OBJECTIVE:
Quote the entries word for word. Omit the pictures.

··· MATERIAL PROVIDED ···

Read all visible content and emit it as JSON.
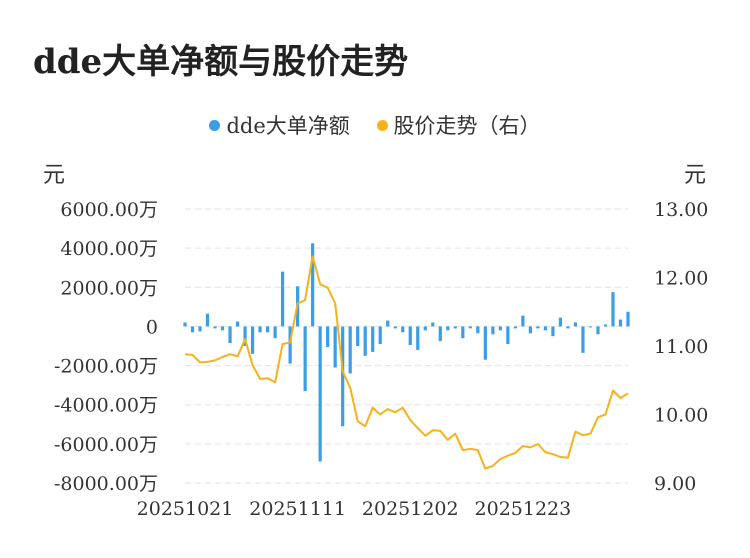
{
  "title": "dde大单净额与股价走势",
  "chart_data": {
    "type": "bar+line",
    "legend": [
      {
        "name": "dde大单净额",
        "color": "#3a9de8"
      },
      {
        "name": "股价走势（右）",
        "color": "#f5b21a"
      }
    ],
    "left_unit": "元",
    "right_unit": "元",
    "left_ticks": [
      "6000.00万",
      "4000.00万",
      "2000.00万",
      "0",
      "-2000.00万",
      "-4000.00万",
      "-6000.00万",
      "-8000.00万"
    ],
    "left_range": [
      -8000,
      6000
    ],
    "right_ticks": [
      "13.00",
      "12.00",
      "11.00",
      "10.00",
      "9.00"
    ],
    "right_range": [
      9,
      13
    ],
    "x_ticks": [
      {
        "label": "20251021",
        "index": 0
      },
      {
        "label": "20251111",
        "index": 15
      },
      {
        "label": "20251202",
        "index": 30
      },
      {
        "label": "20251223",
        "index": 45
      }
    ],
    "dde_net": [
      200,
      -300,
      -250,
      650,
      -100,
      -200,
      -850,
      250,
      -1000,
      -1400,
      -300,
      -300,
      -600,
      2800,
      -1900,
      2050,
      -3300,
      4250,
      -6900,
      -1050,
      -2100,
      -5100,
      -2400,
      -1000,
      -1500,
      -1300,
      -900,
      300,
      -100,
      -300,
      -950,
      -1200,
      -200,
      200,
      -750,
      -200,
      -100,
      -600,
      -100,
      -350,
      -1700,
      -400,
      -200,
      -900,
      -100,
      550,
      -350,
      -100,
      -200,
      -500,
      450,
      -100,
      200,
      -1350,
      -50,
      -400,
      100,
      1750,
      350,
      750
    ],
    "price": [
      10.88,
      10.87,
      10.76,
      10.77,
      10.79,
      10.84,
      10.88,
      10.85,
      11.1,
      10.72,
      10.52,
      10.53,
      10.47,
      11.03,
      11.05,
      11.62,
      11.67,
      12.31,
      11.9,
      11.85,
      11.62,
      10.63,
      10.39,
      9.9,
      9.83,
      10.1,
      10.0,
      10.08,
      10.03,
      10.1,
      9.92,
      9.8,
      9.69,
      9.77,
      9.76,
      9.63,
      9.72,
      9.48,
      9.5,
      9.48,
      9.21,
      9.25,
      9.35,
      9.4,
      9.44,
      9.54,
      9.52,
      9.57,
      9.45,
      9.42,
      9.38,
      9.37,
      9.75,
      9.7,
      9.72,
      9.96,
      10.0,
      10.35,
      10.24,
      10.31
    ]
  }
}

···

FINAL RESULT:
Read all visible content and emit it as JSON.
{
  "title": "dde大单净额与股价走势",
  "chart_data": {
    "type": "bar+line",
    "legend": [
      {
        "name": "dde大单净额",
        "color": "#3a9de8"
      },
      {
        "name": "股价走势（右）",
        "color": "#f5b21a"
      }
    ],
    "left_unit": "元",
    "right_unit": "元",
    "left_ticks": [
      "6000.00万",
      "4000.00万",
      "2000.00万",
      "0",
      "-2000.00万",
      "-4000.00万",
      "-6000.00万",
      "-8000.00万"
    ],
    "left_range": [
      -8000,
      6000
    ],
    "right_ticks": [
      "13.00",
      "12.00",
      "11.00",
      "10.00",
      "9.00"
    ],
    "right_range": [
      9,
      13
    ],
    "x_ticks": [
      {
        "label": "20251021",
        "index": 0
      },
      {
        "label": "20251111",
        "index": 15
      },
      {
        "label": "20251202",
        "index": 30
      },
      {
        "label": "20251223",
        "index": 45
      }
    ],
    "dde_net": [
      200,
      -300,
      -250,
      650,
      -100,
      -200,
      -850,
      250,
      -1000,
      -1400,
      -300,
      -300,
      -600,
      2800,
      -1900,
      2050,
      -3300,
      4250,
      -6900,
      -1050,
      -2100,
      -5100,
      -2400,
      -1000,
      -1500,
      -1300,
      -900,
      300,
      -100,
      -300,
      -950,
      -1200,
      -200,
      200,
      -750,
      -200,
      -100,
      -600,
      -100,
      -350,
      -1700,
      -400,
      -200,
      -900,
      -100,
      550,
      -350,
      -100,
      -200,
      -500,
      450,
      -100,
      200,
      -1350,
      -50,
      -400,
      100,
      1750,
      350,
      750
    ],
    "price": [
      10.88,
      10.87,
      10.76,
      10.77,
      10.79,
      10.84,
      10.88,
      10.85,
      11.1,
      10.72,
      10.52,
      10.53,
      10.47,
      11.03,
      11.05,
      11.62,
      11.67,
      12.31,
      11.9,
      11.85,
      11.62,
      10.63,
      10.39,
      9.9,
      9.83,
      10.1,
      10.0,
      10.08,
      10.03,
      10.1,
      9.92,
      9.8,
      9.69,
      9.77,
      9.76,
      9.63,
      9.72,
      9.48,
      9.5,
      9.48,
      9.21,
      9.25,
      9.35,
      9.4,
      9.44,
      9.54,
      9.52,
      9.57,
      9.45,
      9.42,
      9.38,
      9.37,
      9.75,
      9.7,
      9.72,
      9.96,
      10.0,
      10.35,
      10.24,
      10.31
    ]
  }
}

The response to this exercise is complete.